§ **SET PROBLEM**: A faithful transcription of all the data is required.

[Figure collection entries]
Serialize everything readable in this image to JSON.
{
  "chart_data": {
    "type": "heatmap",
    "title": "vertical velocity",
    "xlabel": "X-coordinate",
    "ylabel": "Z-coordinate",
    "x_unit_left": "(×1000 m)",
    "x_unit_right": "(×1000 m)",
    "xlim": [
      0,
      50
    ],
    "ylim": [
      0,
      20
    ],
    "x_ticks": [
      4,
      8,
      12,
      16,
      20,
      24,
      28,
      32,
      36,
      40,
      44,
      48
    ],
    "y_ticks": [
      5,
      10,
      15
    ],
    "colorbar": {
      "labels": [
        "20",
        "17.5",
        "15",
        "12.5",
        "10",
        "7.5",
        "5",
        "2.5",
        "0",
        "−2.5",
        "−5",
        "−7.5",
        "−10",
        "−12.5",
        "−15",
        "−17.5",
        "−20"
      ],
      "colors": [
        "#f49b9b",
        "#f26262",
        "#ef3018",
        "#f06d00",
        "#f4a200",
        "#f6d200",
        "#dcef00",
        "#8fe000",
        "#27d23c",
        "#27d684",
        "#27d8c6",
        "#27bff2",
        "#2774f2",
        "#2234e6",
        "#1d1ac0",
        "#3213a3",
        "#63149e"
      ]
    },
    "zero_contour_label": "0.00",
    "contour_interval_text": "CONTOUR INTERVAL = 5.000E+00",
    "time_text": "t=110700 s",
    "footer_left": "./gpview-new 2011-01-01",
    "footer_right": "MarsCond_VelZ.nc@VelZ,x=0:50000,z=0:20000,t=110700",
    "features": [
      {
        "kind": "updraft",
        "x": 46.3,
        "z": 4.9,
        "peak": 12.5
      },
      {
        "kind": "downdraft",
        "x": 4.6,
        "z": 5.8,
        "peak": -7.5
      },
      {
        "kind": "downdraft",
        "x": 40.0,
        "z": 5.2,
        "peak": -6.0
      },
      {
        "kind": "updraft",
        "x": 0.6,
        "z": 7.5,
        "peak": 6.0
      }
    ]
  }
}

§ **SOLUTION TO THIS PROBLEM**:
Serialize everything readable in this image to JSON.
{
  "chart_data": {
    "type": "heatmap",
    "title": "vertical velocity",
    "xlabel": "X-coordinate",
    "ylabel": "Z-coordinate",
    "x_unit_left": "(×1000 m)",
    "x_unit_right": "(×1000 m)",
    "xlim": [
      0,
      50
    ],
    "ylim": [
      0,
      20
    ],
    "x_ticks": [
      4,
      8,
      12,
      16,
      20,
      24,
      28,
      32,
      36,
      40,
      44,
      48
    ],
    "y_ticks": [
      5,
      10,
      15
    ],
    "colorbar": {
      "labels": [
        "20",
        "17.5",
        "15",
        "12.5",
        "10",
        "7.5",
        "5",
        "2.5",
        "0",
        "−2.5",
        "−5",
        "−7.5",
        "−10",
        "−12.5",
        "−15",
        "−17.5",
        "−20"
      ],
      "colors": [
        "#f49b9b",
        "#f26262",
        "#ef3018",
        "#f06d00",
        "#f4a200",
        "#f6d200",
        "#dcef00",
        "#8fe000",
        "#27d23c",
        "#27d684",
        "#27d8c6",
        "#27bff2",
        "#2774f2",
        "#2234e6",
        "#1d1ac0",
        "#3213a3",
        "#63149e"
      ]
    },
    "zero_contour_label": "0.00",
    "contour_interval_text": "CONTOUR INTERVAL = 5.000E+00",
    "time_text": "t=110700 s",
    "footer_left": "./gpview-new 2011-01-01",
    "footer_right": "MarsCond_VelZ.nc@VelZ,x=0:50000,z=0:20000,t=110700",
    "features": [
      {
        "kind": "updraft",
        "x": 46.3,
        "z": 4.9,
        "peak": 12.5
      },
      {
        "kind": "downdraft",
        "x": 4.6,
        "z": 5.8,
        "peak": -7.5
      },
      {
        "kind": "downdraft",
        "x": 40.0,
        "z": 5.2,
        "peak": -6.0
      },
      {
        "kind": "updraft",
        "x": 0.6,
        "z": 7.5,
        "peak": 6.0
      }
    ]
  }
}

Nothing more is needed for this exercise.